Taiko-sama was undoubtedly the greatest monarch that ever reigned in Japan. He succeeded in bringing for the first time into complete subjection the numerous powerful princes who had previously held an almost undivided sway in the larger provinces. By this means he consolidated the strength of the nation, and was enabled to undertake some very brilliant conquests. A letter sent by him to the Portuguese viceroy of Goa shows his own estimate of his power, and his general opinion of the insignificance of the external world.

"This vast monarchy," he wrote, "is like an immovable rock, and all the efforts of its enemies will not be able to shake it. Thus not only am I at peace at home, but persons come even from the most distant countries to render me that homage which is my due. Just now I am projecting the subjugation of China; and as I have no doubt that I shall succeed in this design, I trust that we shall soon be much nearer to each other…. As to that which regards religion, Japan is the kingdom of the Kamis, that is to say, of Xim, which is the principle of everything…. The [Jesuit] fathers are come into these islands to teach another religion; but as that of the Kamis is too well established to be abolished, this new law can only serve to introduce into Japan a diversity of religion prejudicial to the welfare of the state. That is why I have prohibited, by imperial edict, these foreign doctors from continuing to preach their doctrine…. I desire, nevertheless, that our commercial relations shall remain upon the same footing."

Excerpted data ->
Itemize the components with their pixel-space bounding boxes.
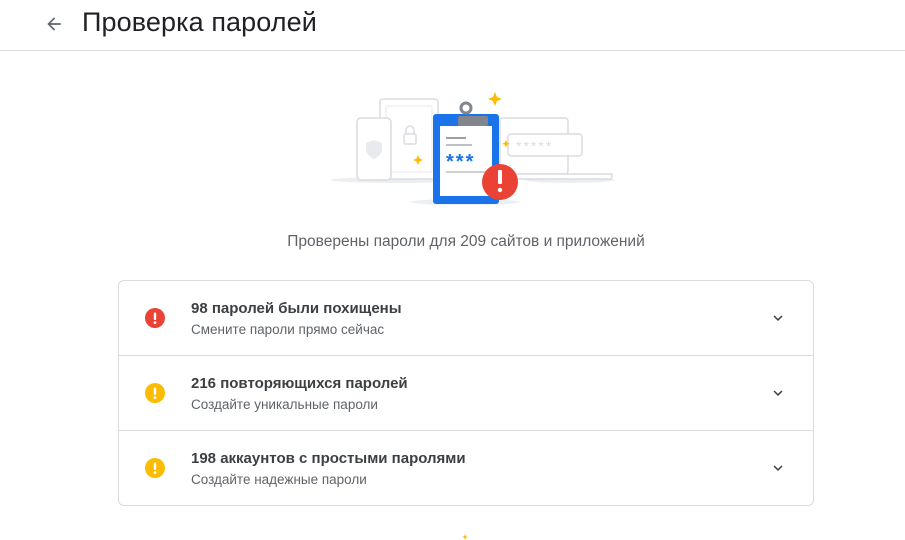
svg-text:*****: *****: [516, 138, 553, 154]
issue-subtitle: Создайте уникальные пароли: [191, 397, 378, 412]
password-issues-card: 98 паролей были похищены Смените пароли …: [118, 280, 814, 506]
error-icon: [145, 308, 165, 328]
phone-icon: [356, 117, 392, 181]
top-bar: Проверка паролей: [0, 0, 905, 51]
warning-icon: [145, 383, 165, 403]
issue-title: 198 аккаунтов с простыми паролями: [191, 450, 466, 467]
alert-badge-icon: [482, 164, 518, 200]
arrow-back-icon: [47, 17, 61, 31]
page-title: Проверка паролей: [82, 7, 317, 37]
chevron-down-icon[interactable]: [769, 384, 787, 402]
issue-subtitle: Смените пароли прямо сейчас: [191, 322, 385, 337]
issue-title: 98 паролей были похищены: [191, 300, 402, 317]
warning-icon: [145, 458, 165, 478]
password-check-illustration: ***** ***: [330, 92, 615, 205]
sparkle-icon: [462, 534, 468, 540]
back-button[interactable]: [38, 8, 70, 40]
issue-row-weak[interactable]: 198 аккаунтов с простыми паролями Создай…: [119, 431, 813, 505]
issue-title: 216 повторяющихся паролей: [191, 375, 408, 392]
chevron-down-icon[interactable]: [769, 309, 787, 327]
checked-passwords-summary: Проверены пароли для 209 сайтов и прилож…: [287, 233, 645, 250]
svg-text:***: ***: [446, 151, 475, 173]
chevron-down-icon[interactable]: [769, 459, 787, 477]
issue-row-reused[interactable]: 216 повторяющихся паролей Создайте уника…: [119, 356, 813, 431]
issue-subtitle: Создайте надежные пароли: [191, 472, 367, 487]
issue-row-compromised[interactable]: 98 паролей были похищены Смените пароли …: [119, 281, 813, 356]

Work required ->
Continue the passage on Taiko-sama's reign from the point where it stops, picking up after his letter to the Portuguese viceroy of Goa.

Task response ->
In regard to the religion of Japan, which Taiko-sama lucidly and felicitously expounds by pronouncing it the religion "of the Kamis, [Princes, or Nobles,] that is to say, of Xim, which is the principle of everything," it may be assumed that the Ziogoon had little thought of any theological troubles that might arise. His apprehensions were purely of a political nature. It is related that the captain of a Spanish man-of-war, in attempting to explain the secret of the vast colonial possessions of Spain, incautiously told Taiko that the introduction of Christianity into heathen nations was the first step, and the only difficult one, conquest naturally and easily following. Such an avowal was not likely to be lost upon so acute a mind as Taiko's, and it may very probably have been one of the immediate causes which induced his extreme hostility to the diffusion of Christianity.

Taiko's warlike declarations were by no means vain boasts. He did invade China, and spread such terror among the timid Celestials that they yielded him all possible submission, giving him a number of Corean provinces, a daughter of their Emperor in marriage, and the promise of an annual tribute to Japan, in token of Japanese supremacy. The tribute not appearing at the proper time, the Ziogoon immediately despatched a few armies to the Corea and again destroyed the Celestial balance of mind. These forces, however, were soon after recalled, in consequence of Taiko-sama's death.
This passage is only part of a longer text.